Below is a listing; copy all of it exactly.

MATERIAL FOR THE TASK:
____

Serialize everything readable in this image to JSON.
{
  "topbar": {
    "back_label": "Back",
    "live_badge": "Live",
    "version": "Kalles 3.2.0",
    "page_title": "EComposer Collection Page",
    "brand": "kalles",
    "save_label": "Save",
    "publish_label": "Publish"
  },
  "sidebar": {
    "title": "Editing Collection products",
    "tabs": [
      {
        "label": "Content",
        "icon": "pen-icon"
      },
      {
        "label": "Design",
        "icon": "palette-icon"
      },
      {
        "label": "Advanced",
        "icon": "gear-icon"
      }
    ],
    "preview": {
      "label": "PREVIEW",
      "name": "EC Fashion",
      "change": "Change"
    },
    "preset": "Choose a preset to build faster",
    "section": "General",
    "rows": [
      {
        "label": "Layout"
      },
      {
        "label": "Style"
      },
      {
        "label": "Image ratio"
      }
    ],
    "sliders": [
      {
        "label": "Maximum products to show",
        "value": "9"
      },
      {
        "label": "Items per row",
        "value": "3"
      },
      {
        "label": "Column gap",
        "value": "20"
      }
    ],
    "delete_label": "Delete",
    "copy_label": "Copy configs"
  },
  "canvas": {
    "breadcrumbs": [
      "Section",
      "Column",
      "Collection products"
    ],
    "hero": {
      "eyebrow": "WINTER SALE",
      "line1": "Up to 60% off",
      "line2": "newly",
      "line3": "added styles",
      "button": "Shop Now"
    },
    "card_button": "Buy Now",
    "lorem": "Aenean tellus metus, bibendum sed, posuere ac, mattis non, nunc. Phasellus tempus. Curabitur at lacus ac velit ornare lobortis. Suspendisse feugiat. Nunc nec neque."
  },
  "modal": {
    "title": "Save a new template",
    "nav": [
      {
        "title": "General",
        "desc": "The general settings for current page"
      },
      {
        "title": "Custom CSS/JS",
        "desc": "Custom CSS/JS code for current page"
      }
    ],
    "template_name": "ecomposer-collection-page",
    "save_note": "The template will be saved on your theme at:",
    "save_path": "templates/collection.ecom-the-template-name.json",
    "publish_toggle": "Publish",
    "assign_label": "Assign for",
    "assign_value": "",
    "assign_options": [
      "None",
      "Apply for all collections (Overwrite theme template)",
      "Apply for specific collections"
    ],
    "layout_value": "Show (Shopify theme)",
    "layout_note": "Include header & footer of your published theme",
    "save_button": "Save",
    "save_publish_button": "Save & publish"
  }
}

____

ANSWER:
Serialize everything readable in this image to JSON.
{
  "topbar": {
    "back_label": "Back",
    "live_badge": "Live",
    "version": "Kalles 3.2.0",
    "page_title": "EComposer Collection Page",
    "brand": "kalles",
    "save_label": "Save",
    "publish_label": "Publish"
  },
  "sidebar": {
    "title": "Editing Collection products",
    "tabs": [
      {
        "label": "Content",
        "icon": "pen-icon"
      },
      {
        "label": "Design",
        "icon": "palette-icon"
      },
      {
        "label": "Advanced",
        "icon": "gear-icon"
      }
    ],
    "preview": {
      "label": "PREVIEW",
      "name": "EC Fashion",
      "change": "Change"
    },
    "preset": "Choose a preset to build faster",
    "section": "General",
    "rows": [
      {
        "label": "Layout"
      },
      {
        "label": "Style"
      },
      {
        "label": "Image ratio"
      }
    ],
    "sliders": [
      {
        "label": "Maximum products to show",
        "value": "9"
      },
      {
        "label": "Items per row",
        "value": "3"
      },
      {
        "label": "Column gap",
        "value": "20"
      }
    ],
    "delete_label": "Delete",
    "copy_label": "Copy configs"
  },
  "canvas": {
    "breadcrumbs": [
      "Section",
      "Column",
      "Collection products"
    ],
    "hero": {
      "eyebrow": "WINTER SALE",
      "line1": "Up to 60% off",
      "line2": "newly",
      "line3": "added styles",
      "button": "Shop Now"
    },
    "card_button": "Buy Now",
    "lorem": "Aenean tellus metus, bibendum sed, posuere ac, mattis non, nunc. Phasellus tempus. Curabitur at lacus ac velit ornare lobortis. Suspendisse feugiat. Nunc nec neque."
  },
  "modal": {
    "title": "Save a new template",
    "nav": [
      {
        "title": "General",
        "desc": "The general settings for current page"
      },
      {
        "title": "Custom CSS/JS",
        "desc": "Custom CSS/JS code for current page"
      }
    ],
    "template_name": "ecomposer-collection-page",
    "save_note": "The template will be saved on your theme at:",
    "save_path": "templates/collection.ecom-the-template-name.json",
    "publish_toggle": "Publish",
    "assign_label": "Assign for",
    "assign_value": "",
    "assign_options": [
      "None",
      "Apply for all collections (Overwrite theme template)",
      "Apply for specific collections"
    ],
    "layout_value": "Show (Shopify theme)",
    "layout_note": "Include header & footer of your published theme",
    "save_button": "Save",
    "save_publish_button": "Save & publish"
  }
}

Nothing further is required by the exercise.